----- Material shown -----

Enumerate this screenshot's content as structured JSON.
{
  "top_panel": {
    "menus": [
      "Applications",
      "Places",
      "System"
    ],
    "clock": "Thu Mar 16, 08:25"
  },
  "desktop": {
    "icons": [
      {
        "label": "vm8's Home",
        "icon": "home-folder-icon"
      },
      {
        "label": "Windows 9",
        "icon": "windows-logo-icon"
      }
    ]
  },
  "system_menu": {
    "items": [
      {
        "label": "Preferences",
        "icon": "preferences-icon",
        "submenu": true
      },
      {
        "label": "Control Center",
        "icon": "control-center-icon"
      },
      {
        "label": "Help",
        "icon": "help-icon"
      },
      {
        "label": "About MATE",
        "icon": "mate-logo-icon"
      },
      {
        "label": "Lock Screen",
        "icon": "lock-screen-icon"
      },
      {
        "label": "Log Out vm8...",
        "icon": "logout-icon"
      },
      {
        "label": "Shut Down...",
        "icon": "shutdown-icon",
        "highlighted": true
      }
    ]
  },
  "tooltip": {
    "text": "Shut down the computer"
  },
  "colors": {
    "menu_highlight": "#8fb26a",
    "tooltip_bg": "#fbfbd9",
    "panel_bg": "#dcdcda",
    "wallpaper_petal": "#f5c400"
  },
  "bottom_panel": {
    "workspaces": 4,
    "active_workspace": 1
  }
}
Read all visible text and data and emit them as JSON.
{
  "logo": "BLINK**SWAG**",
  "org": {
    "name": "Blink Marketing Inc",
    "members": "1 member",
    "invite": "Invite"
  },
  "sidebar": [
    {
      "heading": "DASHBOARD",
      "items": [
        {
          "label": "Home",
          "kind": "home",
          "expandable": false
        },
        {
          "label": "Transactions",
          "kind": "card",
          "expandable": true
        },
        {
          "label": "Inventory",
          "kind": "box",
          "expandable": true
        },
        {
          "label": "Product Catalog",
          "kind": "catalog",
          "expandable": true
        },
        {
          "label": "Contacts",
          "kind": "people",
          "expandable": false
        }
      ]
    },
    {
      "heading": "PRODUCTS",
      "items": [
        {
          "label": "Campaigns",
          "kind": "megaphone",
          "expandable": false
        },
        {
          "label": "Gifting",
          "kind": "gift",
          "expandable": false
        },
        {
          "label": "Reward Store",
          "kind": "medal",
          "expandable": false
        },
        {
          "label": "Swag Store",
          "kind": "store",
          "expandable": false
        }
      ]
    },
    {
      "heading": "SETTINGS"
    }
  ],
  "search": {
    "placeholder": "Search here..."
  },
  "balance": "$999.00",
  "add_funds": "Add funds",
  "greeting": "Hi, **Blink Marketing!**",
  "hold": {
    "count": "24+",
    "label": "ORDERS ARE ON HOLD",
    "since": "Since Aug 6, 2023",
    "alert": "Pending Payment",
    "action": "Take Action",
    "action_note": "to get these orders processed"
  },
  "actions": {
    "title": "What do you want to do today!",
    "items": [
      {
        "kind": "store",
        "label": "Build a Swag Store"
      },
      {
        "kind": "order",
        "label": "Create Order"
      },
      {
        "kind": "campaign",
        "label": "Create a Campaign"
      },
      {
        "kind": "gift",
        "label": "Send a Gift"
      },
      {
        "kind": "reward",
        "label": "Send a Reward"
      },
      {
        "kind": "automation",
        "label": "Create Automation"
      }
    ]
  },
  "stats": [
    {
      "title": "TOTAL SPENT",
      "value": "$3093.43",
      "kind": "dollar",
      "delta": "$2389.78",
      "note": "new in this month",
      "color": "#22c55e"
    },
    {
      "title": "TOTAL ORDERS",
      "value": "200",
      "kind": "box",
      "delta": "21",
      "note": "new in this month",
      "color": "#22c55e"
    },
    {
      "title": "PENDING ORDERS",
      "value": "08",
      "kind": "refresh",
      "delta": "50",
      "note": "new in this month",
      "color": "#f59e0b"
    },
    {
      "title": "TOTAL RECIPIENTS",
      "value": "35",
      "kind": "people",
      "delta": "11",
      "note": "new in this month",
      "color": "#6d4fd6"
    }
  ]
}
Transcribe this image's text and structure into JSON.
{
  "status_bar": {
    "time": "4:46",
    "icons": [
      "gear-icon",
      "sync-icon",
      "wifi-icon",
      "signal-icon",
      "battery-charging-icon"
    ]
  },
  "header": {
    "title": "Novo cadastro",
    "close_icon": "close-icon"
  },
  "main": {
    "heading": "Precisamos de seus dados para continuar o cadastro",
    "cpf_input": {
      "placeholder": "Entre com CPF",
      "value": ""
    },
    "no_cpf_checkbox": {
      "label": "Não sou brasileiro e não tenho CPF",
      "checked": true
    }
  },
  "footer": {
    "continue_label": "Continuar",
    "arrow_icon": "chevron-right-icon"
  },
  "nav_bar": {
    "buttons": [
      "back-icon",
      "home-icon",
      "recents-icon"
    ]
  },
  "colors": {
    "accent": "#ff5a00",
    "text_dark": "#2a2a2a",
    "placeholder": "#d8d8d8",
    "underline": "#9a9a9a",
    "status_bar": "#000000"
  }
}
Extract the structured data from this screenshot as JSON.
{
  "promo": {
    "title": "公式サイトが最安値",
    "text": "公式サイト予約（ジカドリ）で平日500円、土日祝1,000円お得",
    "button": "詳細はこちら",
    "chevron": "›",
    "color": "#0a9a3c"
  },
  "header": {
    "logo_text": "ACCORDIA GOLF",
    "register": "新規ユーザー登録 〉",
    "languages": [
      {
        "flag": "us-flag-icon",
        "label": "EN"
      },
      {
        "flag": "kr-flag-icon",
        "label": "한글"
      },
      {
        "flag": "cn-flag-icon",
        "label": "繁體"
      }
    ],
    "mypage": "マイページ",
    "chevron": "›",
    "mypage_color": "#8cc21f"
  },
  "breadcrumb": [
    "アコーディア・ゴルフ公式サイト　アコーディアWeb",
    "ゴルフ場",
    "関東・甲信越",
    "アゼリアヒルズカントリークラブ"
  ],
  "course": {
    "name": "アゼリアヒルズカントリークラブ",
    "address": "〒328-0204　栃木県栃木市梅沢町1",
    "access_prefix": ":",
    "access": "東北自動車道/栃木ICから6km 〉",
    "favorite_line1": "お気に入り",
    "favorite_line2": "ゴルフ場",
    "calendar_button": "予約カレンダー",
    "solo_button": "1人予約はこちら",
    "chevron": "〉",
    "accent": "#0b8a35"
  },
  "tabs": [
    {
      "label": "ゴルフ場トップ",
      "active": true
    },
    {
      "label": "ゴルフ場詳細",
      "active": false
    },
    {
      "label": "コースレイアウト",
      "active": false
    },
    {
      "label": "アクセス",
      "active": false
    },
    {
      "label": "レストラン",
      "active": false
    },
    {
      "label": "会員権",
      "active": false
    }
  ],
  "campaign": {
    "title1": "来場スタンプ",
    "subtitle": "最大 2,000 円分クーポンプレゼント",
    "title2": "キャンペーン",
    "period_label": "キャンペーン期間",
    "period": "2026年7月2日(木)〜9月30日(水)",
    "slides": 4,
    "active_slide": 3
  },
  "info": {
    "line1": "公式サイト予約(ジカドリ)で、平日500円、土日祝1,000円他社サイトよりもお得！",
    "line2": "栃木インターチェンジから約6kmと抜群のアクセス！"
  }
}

-----

## Exercise brief
Extract the full listing and reproduce each line exactly.

## The solution
Enumerate this screenshot's content as structured JSON.
{
  "top_panel": {
    "menus": [
      "Applications",
      "Places",
      "System"
    ],
    "clock": "Thu Mar 16, 08:25"
  },
  "desktop": {
    "icons": [
      {
        "label": "vm8's Home",
        "icon": "home-folder-icon"
      },
      {
        "label": "Windows 9",
        "icon": "windows-logo-icon"
      }
    ]
  },
  "system_menu": {
    "items": [
      {
        "label": "Preferences",
        "icon": "preferences-icon",
        "submenu": true
      },
      {
        "label": "Control Center",
        "icon": "control-center-icon"
      },
      {
        "label": "Help",
        "icon": "help-icon"
      },
      {
        "label": "About MATE",
        "icon": "mate-logo-icon"
      },
      {
        "label": "Lock Screen",
        "icon": "lock-screen-icon"
      },
      {
        "label": "Log Out vm8...",
        "icon": "logout-icon"
      },
      {
        "label": "Shut Down...",
        "icon": "shutdown-icon",
        "highlighted": true
      }
    ]
  },
  "tooltip": {
    "text": "Shut down the computer"
  },
  "colors": {
    "menu_highlight": "#8fb26a",
    "tooltip_bg": "#fbfbd9",
    "panel_bg": "#dcdcda",
    "wallpaper_petal": "#f5c400"
  },
  "bottom_panel": {
    "workspaces": 4,
    "active_workspace": 1
  }
}
Read all visible text and data and emit them as JSON.
{
  "logo": "BLINK**SWAG**",
  "org": {
    "name": "Blink Marketing Inc",
    "members": "1 member",
    "invite": "Invite"
  },
  "sidebar": [
    {
      "heading": "DASHBOARD",
      "items": [
        {
          "label": "Home",
          "kind": "home",
          "expandable": false
        },
        {
          "label": "Transactions",
          "kind": "card",
          "expandable": true
        },
        {
          "label": "Inventory",
          "kind": "box",
          "expandable": true
        },
        {
          "label": "Product Catalog",
          "kind": "catalog",
          "expandable": true
        },
        {
          "label": "Contacts",
          "kind": "people",
          "expandable": false
        }
      ]
    },
    {
      "heading": "PRODUCTS",
      "items": [
        {
          "label": "Campaigns",
          "kind": "megaphone",
          "expandable": false
        },
        {
          "label": "Gifting",
          "kind": "gift",
          "expandable": false
        },
        {
          "label": "Reward Store",
          "kind": "medal",
          "expandable": false
        },
        {
          "label": "Swag Store",
          "kind": "store",
          "expandable": false
        }
      ]
    },
    {
      "heading": "SETTINGS"
    }
  ],
  "search": {
    "placeholder": "Search here..."
  },
  "balance": "$999.00",
  "add_funds": "Add funds",
  "greeting": "Hi, **Blink Marketing!**",
  "hold": {
    "count": "24+",
    "label": "ORDERS ARE ON HOLD",
    "since": "Since Aug 6, 2023",
    "alert": "Pending Payment",
    "action": "Take Action",
    "action_note": "to get these orders processed"
  },
  "actions": {
    "title": "What do you want to do today!",
    "items": [
      {
        "kind": "store",
        "label": "Build a Swag Store"
      },
      {
        "kind": "order",
        "label": "Create Order"
      },
      {
        "kind": "campaign",
        "label": "Create a Campaign"
      },
      {
        "kind": "gift",
        "label": "Send a Gift"
      },
      {
        "kind": "reward",
        "label": "Send a Reward"
      },
      {
        "kind": "automation",
        "label": "Create Automation"
      }
    ]
  },
  "stats": [
    {
      "title": "TOTAL SPENT",
      "value": "$3093.43",
      "kind": "dollar",
      "delta": "$2389.78",
      "note": "new in this month",
      "color": "#22c55e"
    },
    {
      "title": "TOTAL ORDERS",
      "value": "200",
      "kind": "box",
      "delta": "21",
      "note": "new in this month",
      "color": "#22c55e"
    },
    {
      "title": "PENDING ORDERS",
      "value": "08",
      "kind": "refresh",
      "delta": "50",
      "note": "new in this month",
      "color": "#f59e0b"
    },
    {
      "title": "TOTAL RECIPIENTS",
      "value": "35",
      "kind": "people",
      "delta": "11",
      "note": "new in this month",
      "color": "#6d4fd6"
    }
  ]
}
Transcribe this image's text and structure into JSON.
{
  "status_bar": {
    "time": "4:46",
    "icons": [
      "gear-icon",
      "sync-icon",
      "wifi-icon",
      "signal-icon",
      "battery-charging-icon"
    ]
  },
  "header": {
    "title": "Novo cadastro",
    "close_icon": "close-icon"
  },
  "main": {
    "heading": "Precisamos de seus dados para continuar o cadastro",
    "cpf_input": {
      "placeholder": "Entre com CPF",
      "value": ""
    },
    "no_cpf_checkbox": {
      "label": "Não sou brasileiro e não tenho CPF",
      "checked": true
    }
  },
  "footer": {
    "continue_label": "Continuar",
    "arrow_icon": "chevron-right-icon"
  },
  "nav_bar": {
    "buttons": [
      "back-icon",
      "home-icon",
      "recents-icon"
    ]
  },
  "colors": {
    "accent": "#ff5a00",
    "text_dark": "#2a2a2a",
    "placeholder": "#d8d8d8",
    "underline": "#9a9a9a",
    "status_bar": "#000000"
  }
}
Extract the structured data from this screenshot as JSON.
{
  "promo": {
    "title": "公式サイトが最安値",
    "text": "公式サイト予約（ジカドリ）で平日500円、土日祝1,000円お得",
    "button": "詳細はこちら",
    "chevron": "›",
    "color": "#0a9a3c"
  },
  "header": {
    "logo_text": "ACCORDIA GOLF",
    "register": "新規ユーザー登録 〉",
    "languages": [
      {
        "flag": "us-flag-icon",
        "label": "EN"
      },
      {
        "flag": "kr-flag-icon",
        "label": "한글"
      },
      {
        "flag": "cn-flag-icon",
        "label": "繁體"
      }
    ],
    "mypage": "マイページ",
    "chevron": "›",
    "mypage_color": "#8cc21f"
  },
  "breadcrumb": [
    "アコーディア・ゴルフ公式サイト　アコーディアWeb",
    "ゴルフ場",
    "関東・甲信越",
    "アゼリアヒルズカントリークラブ"
  ],
  "course": {
    "name": "アゼリアヒルズカントリークラブ",
    "address": "〒328-0204　栃木県栃木市梅沢町1",
    "access_prefix": ":",
    "access": "東北自動車道/栃木ICから6km 〉",
    "favorite_line1": "お気に入り",
    "favorite_line2": "ゴルフ場",
    "calendar_button": "予約カレンダー",
    "solo_button": "1人予約はこちら",
    "chevron": "〉",
    "accent": "#0b8a35"
  },
  "tabs": [
    {
      "label": "ゴルフ場トップ",
      "active": true
    },
    {
      "label": "ゴルフ場詳細",
      "active": false
    },
    {
      "label": "コースレイアウト",
      "active": false
    },
    {
      "label": "アクセス",
      "active": false
    },
    {
      "label": "レストラン",
      "active": false
    },
    {
      "label": "会員権",
      "active": false
    }
  ],
  "campaign": {
    "title1": "来場スタンプ",
    "subtitle": "最大 2,000 円分クーポンプレゼント",
    "title2": "キャンペーン",
    "period_label": "キャンペーン期間",
    "period": "2026年7月2日(木)〜9月30日(水)",
    "slides": 4,
    "active_slide": 3
  },
  "info": {
    "line1": "公式サイト予約(ジカドリ)で、平日500円、土日祝1,000円他社サイトよりもお得！",
    "line2": "栃木インターチェンジから約6kmと抜群のアクセス！"
  }
}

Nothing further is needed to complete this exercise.